## Exercise aim
Below is a block of data; give all of it again word for word.

## Provided data
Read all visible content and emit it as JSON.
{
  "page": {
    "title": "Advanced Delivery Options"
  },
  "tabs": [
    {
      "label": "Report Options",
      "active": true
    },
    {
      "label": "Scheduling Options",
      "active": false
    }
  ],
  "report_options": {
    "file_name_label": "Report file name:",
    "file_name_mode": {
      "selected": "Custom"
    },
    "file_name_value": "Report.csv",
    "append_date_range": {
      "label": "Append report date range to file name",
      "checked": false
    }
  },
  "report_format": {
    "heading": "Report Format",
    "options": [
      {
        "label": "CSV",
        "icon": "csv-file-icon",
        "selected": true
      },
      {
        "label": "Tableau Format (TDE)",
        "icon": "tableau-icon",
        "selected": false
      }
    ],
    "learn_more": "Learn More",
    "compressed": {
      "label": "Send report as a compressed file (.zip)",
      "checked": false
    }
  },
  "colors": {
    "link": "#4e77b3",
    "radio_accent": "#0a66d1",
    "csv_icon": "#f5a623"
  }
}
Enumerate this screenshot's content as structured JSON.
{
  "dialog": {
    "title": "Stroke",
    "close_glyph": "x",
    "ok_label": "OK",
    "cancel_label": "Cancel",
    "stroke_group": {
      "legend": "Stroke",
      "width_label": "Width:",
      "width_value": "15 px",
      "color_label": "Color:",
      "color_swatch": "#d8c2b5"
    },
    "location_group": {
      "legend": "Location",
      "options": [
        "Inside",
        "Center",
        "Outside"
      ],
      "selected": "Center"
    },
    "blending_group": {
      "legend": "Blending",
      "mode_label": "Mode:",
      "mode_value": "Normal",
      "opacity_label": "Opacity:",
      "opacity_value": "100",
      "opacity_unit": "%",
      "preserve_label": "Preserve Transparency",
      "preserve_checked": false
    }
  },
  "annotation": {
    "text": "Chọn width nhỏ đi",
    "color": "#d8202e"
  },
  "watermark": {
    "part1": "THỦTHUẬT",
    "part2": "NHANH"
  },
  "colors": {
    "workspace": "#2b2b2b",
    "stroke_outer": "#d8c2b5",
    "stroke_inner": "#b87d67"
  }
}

## Written reply
Read all visible content and emit it as JSON.
{
  "page": {
    "title": "Advanced Delivery Options"
  },
  "tabs": [
    {
      "label": "Report Options",
      "active": true
    },
    {
      "label": "Scheduling Options",
      "active": false
    }
  ],
  "report_options": {
    "file_name_label": "Report file name:",
    "file_name_mode": {
      "selected": "Custom"
    },
    "file_name_value": "Report.csv",
    "append_date_range": {
      "label": "Append report date range to file name",
      "checked": false
    }
  },
  "report_format": {
    "heading": "Report Format",
    "options": [
      {
        "label": "CSV",
        "icon": "csv-file-icon",
        "selected": true
      },
      {
        "label": "Tableau Format (TDE)",
        "icon": "tableau-icon",
        "selected": false
      }
    ],
    "learn_more": "Learn More",
    "compressed": {
      "label": "Send report as a compressed file (.zip)",
      "checked": false
    }
  },
  "colors": {
    "link": "#4e77b3",
    "radio_accent": "#0a66d1",
    "csv_icon": "#f5a623"
  }
}
Enumerate this screenshot's content as structured JSON.
{
  "dialog": {
    "title": "Stroke",
    "close_glyph": "x",
    "ok_label": "OK",
    "cancel_label": "Cancel",
    "stroke_group": {
      "legend": "Stroke",
      "width_label": "Width:",
      "width_value": "15 px",
      "color_label": "Color:",
      "color_swatch": "#d8c2b5"
    },
    "location_group": {
      "legend": "Location",
      "options": [
        "Inside",
        "Center",
        "Outside"
      ],
      "selected": "Center"
    },
    "blending_group": {
      "legend": "Blending",
      "mode_label": "Mode:",
      "mode_value": "Normal",
      "opacity_label": "Opacity:",
      "opacity_value": "100",
      "opacity_unit": "%",
      "preserve_label": "Preserve Transparency",
      "preserve_checked": false
    }
  },
  "annotation": {
    "text": "Chọn width nhỏ đi",
    "color": "#d8202e"
  },
  "watermark": {
    "part1": "THỦTHUẬT",
    "part2": "NHANH"
  },
  "colors": {
    "workspace": "#2b2b2b",
    "stroke_outer": "#d8c2b5",
    "stroke_inner": "#b87d67"
  }
}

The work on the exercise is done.